THE REQUEST —
Pictures are excluded from this exercise. Transcribe exactly the lines from the one containing "Extract the structured" through the last line of the listing.
====== DATASET RECORDS
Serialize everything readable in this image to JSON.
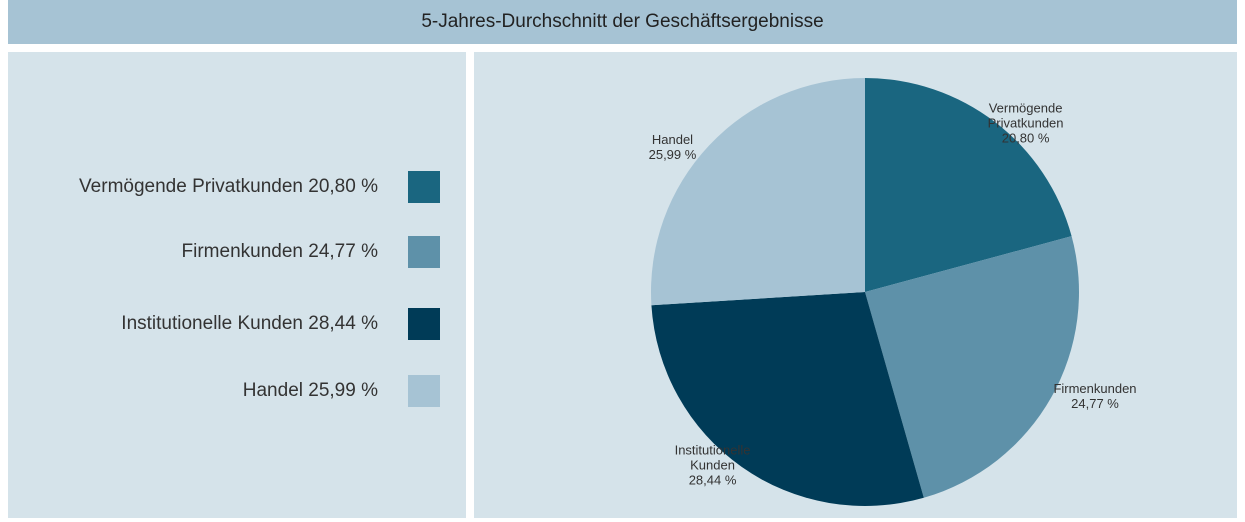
{
  "chart_data": {
    "type": "pie",
    "title": "5-Jahres-Durchschnitt der Geschäftsergebnisse",
    "categories": [
      "Vermögende Privatkunden",
      "Firmenkunden",
      "Institutionelle Kunden",
      "Handel"
    ],
    "values": [
      20.8,
      24.77,
      28.44,
      25.99
    ],
    "value_labels": [
      "20,80 %",
      "24,77 %",
      "28,44 %",
      "25,99 %"
    ],
    "colors": [
      "#1a6680",
      "#5e91a9",
      "#003b57",
      "#a6c3d4"
    ],
    "legend": "left"
  }
}
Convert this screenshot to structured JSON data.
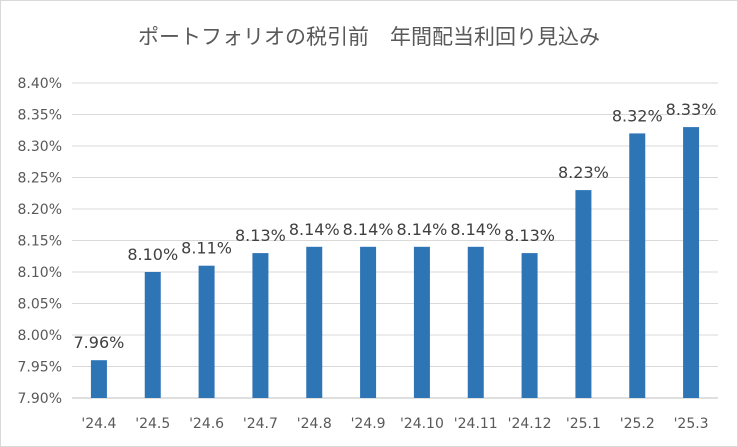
{
  "chart_data": {
    "type": "bar",
    "title": "ポートフォリオの税引前　年間配当利回り見込み",
    "categories": [
      "'24.4",
      "'24.5",
      "'24.6",
      "'24.7",
      "'24.8",
      "'24.9",
      "'24.10",
      "'24.11",
      "'24.12",
      "'25.1",
      "'25.2",
      "'25.3"
    ],
    "values": [
      7.96,
      8.1,
      8.11,
      8.13,
      8.14,
      8.14,
      8.14,
      8.14,
      8.13,
      8.23,
      8.32,
      8.33
    ],
    "data_labels": [
      "7.96%",
      "8.10%",
      "8.11%",
      "8.13%",
      "8.14%",
      "8.14%",
      "8.14%",
      "8.14%",
      "8.13%",
      "8.23%",
      "8.32%",
      "8.33%"
    ],
    "y_ticks": [
      "7.90%",
      "7.95%",
      "8.00%",
      "8.05%",
      "8.10%",
      "8.15%",
      "8.20%",
      "8.25%",
      "8.30%",
      "8.35%",
      "8.40%"
    ],
    "ylim": [
      7.9,
      8.4
    ],
    "ylabel": "",
    "xlabel": "",
    "grid": true,
    "legend": "none",
    "bar_color": "#2e75b6",
    "grid_color": "#d9d9d9"
  }
}
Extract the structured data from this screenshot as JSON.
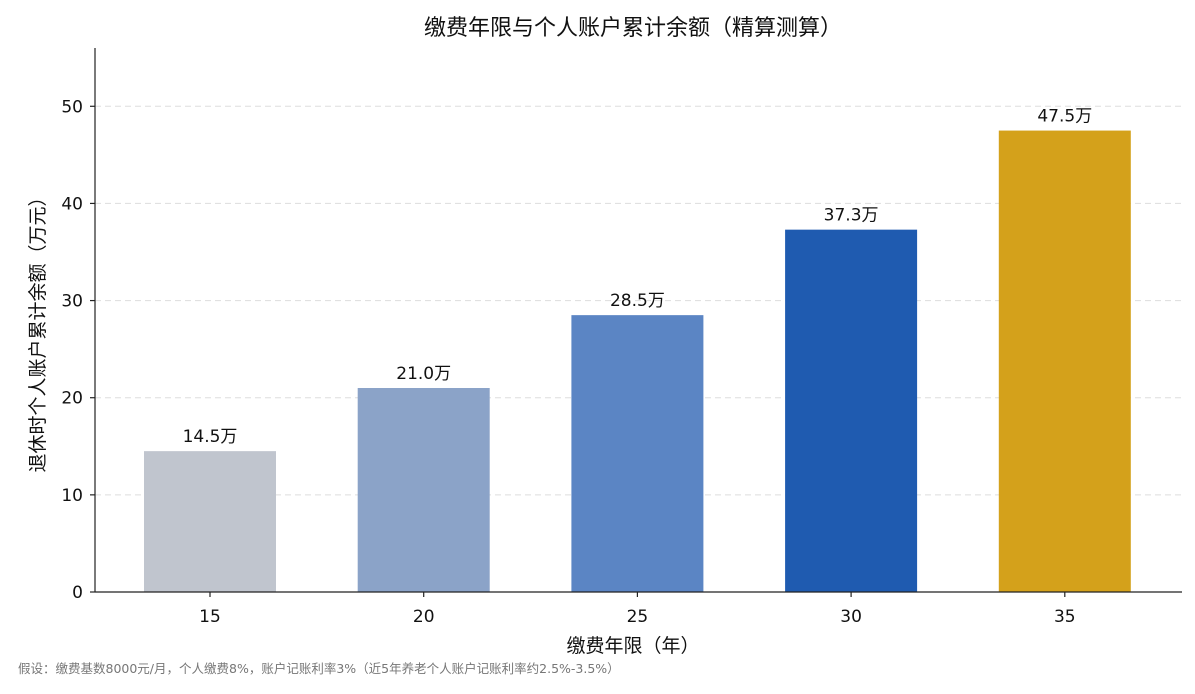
{
  "chart_data": {
    "type": "bar",
    "title": "缴费年限与个人账户累计余额（精算测算）",
    "xlabel": "缴费年限（年）",
    "ylabel": "退休时个人账户累计余额（万元）",
    "categories": [
      "15",
      "20",
      "25",
      "30",
      "35"
    ],
    "values": [
      14.5,
      21.0,
      28.5,
      37.3,
      47.5
    ],
    "data_labels": [
      "14.5万",
      "21.0万",
      "28.5万",
      "37.3万",
      "47.5万"
    ],
    "colors": [
      "#c0c5ce",
      "#8ba3c8",
      "#5b85c4",
      "#1f5bb0",
      "#d4a11b"
    ],
    "ylim": [
      0,
      56
    ],
    "yticks": [
      0,
      10,
      20,
      30,
      40,
      50
    ],
    "grid": true,
    "grid_axis": "y",
    "legend": false
  },
  "footnote": "假设：缴费基数8000元/月，个人缴费8%，账户记账利率3%（近5年养老个人账户记账利率约2.5%-3.5%）"
}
============
SOLUTION FOR THIS EXERCISE —
Extract the structured data from this screenshot as JSON.
{
  "chart_data": {
    "type": "bar",
    "title": "缴费年限与个人账户累计余额（精算测算）",
    "xlabel": "缴费年限（年）",
    "ylabel": "退休时个人账户累计余额（万元）",
    "categories": [
      "15",
      "20",
      "25",
      "30",
      "35"
    ],
    "values": [
      14.5,
      21.0,
      28.5,
      37.3,
      47.5
    ],
    "data_labels": [
      "14.5万",
      "21.0万",
      "28.5万",
      "37.3万",
      "47.5万"
    ],
    "colors": [
      "#c0c5ce",
      "#8ba3c8",
      "#5b85c4",
      "#1f5bb0",
      "#d4a11b"
    ],
    "ylim": [
      0,
      56
    ],
    "yticks": [
      0,
      10,
      20,
      30,
      40,
      50
    ],
    "grid": true,
    "grid_axis": "y",
    "legend": false
  },
  "footnote": "假设：缴费基数8000元/月，个人缴费8%，账户记账利率3%（近5年养老个人账户记账利率约2.5%-3.5%）"
}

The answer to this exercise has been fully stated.